Task details:
Skip the pictures and quote all of the lines exactly.

Data records:
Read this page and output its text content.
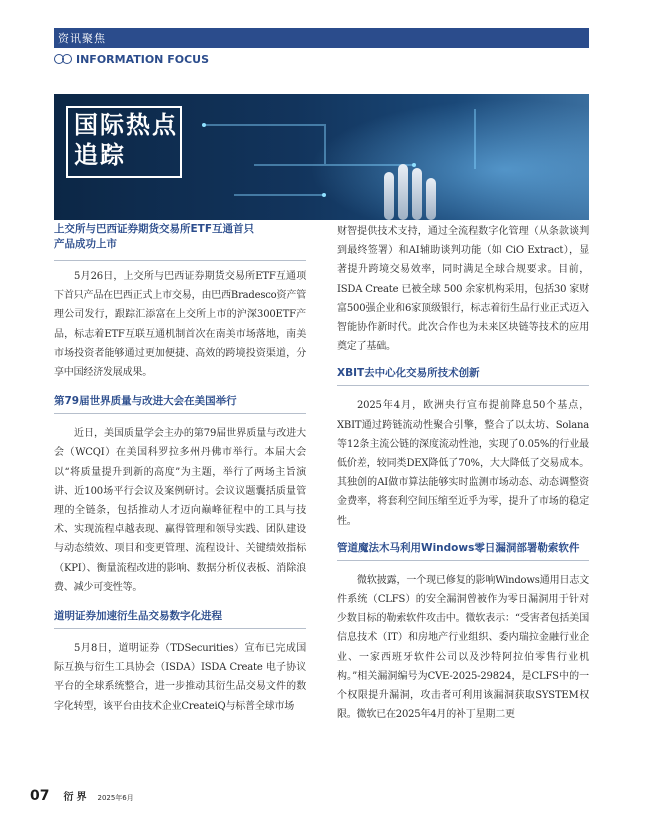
资讯聚焦
INFORMATION FOCUS
国际热点
追踪
上交所与巴西证券期货交易所ETF互通首只产品成功上市

5月26日，上交所与巴西证券期货交易所ETF互通项下首只产品在巴西正式上市交易，由巴西Bradesco资产管理公司发行，跟踪汇添富在上交所上市的沪深300ETF产品，标志着ETF互联互通机制首次在南美市场落地，南美市场投资者能够通过更加便捷、高效的跨境投资渠道，分享中国经济发展成果。

第79届世界质量与改进大会在美国举行

近日，美国质量学会主办的第79届世界质量与改进大会（WCQI）在美国科罗拉多州丹佛市举行。本届大会以“将质量提升到新的高度”为主题，举行了两场主旨演讲、近100场平行会议及案例研讨。会议议题囊括质量管理的全链条，包括推动人才迈向巅峰征程中的工具与技术、实现流程卓越表现、赢得管理和领导实践、团队建设与动态绩效、项目和变更管理、流程设计、关键绩效指标（KPI）、衡量流程改进的影响、数据分析仪表板、消除浪费、减少可变性等。

道明证券加速衍生品交易数字化进程

5月8日，道明证券（TDSecurities）宣布已完成国际互换与衍生工具协会（ISDA）ISDA Create 电子协议平台的全球系统整合，进一步推动其衍生品交易文件的数字化转型，该平台由技术企业CreateiQ与标普全球市场

财智提供技术支持，通过全流程数字化管理（从条款谈判到最终签署）和AI辅助谈判功能（如 CiO Extract），显著提升跨境交易效率，同时满足全球合规要求。目前，ISDA Create 已被全球 500 余家机构采用，包括30 家财富500强企业和6家顶级银行，标志着衍生品行业正式迈入智能协作新时代。此次合作也为未来区块链等技术的应用奠定了基础。

XBIT去中心化交易所技术创新

2025年4月，欧洲央行宣布提前降息50个基点，XBIT通过跨链流动性聚合引擎，整合了以太坊、Solana等12条主流公链的深度流动性池，实现了0.05%的行业最低价差，较同类DEX降低了70%，大大降低了交易成本。其独创的AI做市算法能够实时监测市场动态、动态调整资金费率，将套利空间压缩至近乎为零，提升了市场的稳定性。

管道魔法木马利用Windows零日漏洞部署勒索软件

微软披露，一个现已修复的影响Windows通用日志文件系统（CLFS）的安全漏洞曾被作为零日漏洞用于针对少数目标的勒索软件攻击中。微软表示：“受害者包括美国信息技术（IT）和房地产行业组织、委内瑞拉金融行业企业、一家西班牙软件公司以及沙特阿拉伯零售行业机构。”相关漏洞编号为CVE-2025-29824，是CLFS中的一个权限提升漏洞，攻击者可利用该漏洞获取SYSTEM权限。微软已在2025年4月的补丁星期二更

07 衍界 2025年6月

Exercise response:
Read this page and output its text content.
资讯聚焦
INFORMATION FOCUS
国际热点
追踪
上交所与巴西证券期货交易所ETF互通首只产品成功上市

5月26日，上交所与巴西证券期货交易所ETF互通项下首只产品在巴西正式上市交易，由巴西Bradesco资产管理公司发行，跟踪汇添富在上交所上市的沪深300ETF产品，标志着ETF互联互通机制首次在南美市场落地，南美市场投资者能够通过更加便捷、高效的跨境投资渠道，分享中国经济发展成果。

第79届世界质量与改进大会在美国举行

近日，美国质量学会主办的第79届世界质量与改进大会（WCQI）在美国科罗拉多州丹佛市举行。本届大会以“将质量提升到新的高度”为主题，举行了两场主旨演讲、近100场平行会议及案例研讨。会议议题囊括质量管理的全链条，包括推动人才迈向巅峰征程中的工具与技术、实现流程卓越表现、赢得管理和领导实践、团队建设与动态绩效、项目和变更管理、流程设计、关键绩效指标（KPI）、衡量流程改进的影响、数据分析仪表板、消除浪费、减少可变性等。

道明证券加速衍生品交易数字化进程

5月8日，道明证券（TDSecurities）宣布已完成国际互换与衍生工具协会（ISDA）ISDA Create 电子协议平台的全球系统整合，进一步推动其衍生品交易文件的数字化转型，该平台由技术企业CreateiQ与标普全球市场

财智提供技术支持，通过全流程数字化管理（从条款谈判到最终签署）和AI辅助谈判功能（如 CiO Extract），显著提升跨境交易效率，同时满足全球合规要求。目前，ISDA Create 已被全球 500 余家机构采用，包括30 家财富500强企业和6家顶级银行，标志着衍生品行业正式迈入智能协作新时代。此次合作也为未来区块链等技术的应用奠定了基础。

XBIT去中心化交易所技术创新

2025年4月，欧洲央行宣布提前降息50个基点，XBIT通过跨链流动性聚合引擎，整合了以太坊、Solana等12条主流公链的深度流动性池，实现了0.05%的行业最低价差，较同类DEX降低了70%，大大降低了交易成本。其独创的AI做市算法能够实时监测市场动态、动态调整资金费率，将套利空间压缩至近乎为零，提升了市场的稳定性。

管道魔法木马利用Windows零日漏洞部署勒索软件

微软披露，一个现已修复的影响Windows通用日志文件系统（CLFS）的安全漏洞曾被作为零日漏洞用于针对少数目标的勒索软件攻击中。微软表示：“受害者包括美国信息技术（IT）和房地产行业组织、委内瑞拉金融行业企业、一家西班牙软件公司以及沙特阿拉伯零售行业机构。”相关漏洞编号为CVE-2025-29824，是CLFS中的一个权限提升漏洞，攻击者可利用该漏洞获取SYSTEM权限。微软已在2025年4月的补丁星期二更

07 衍界 2025年6月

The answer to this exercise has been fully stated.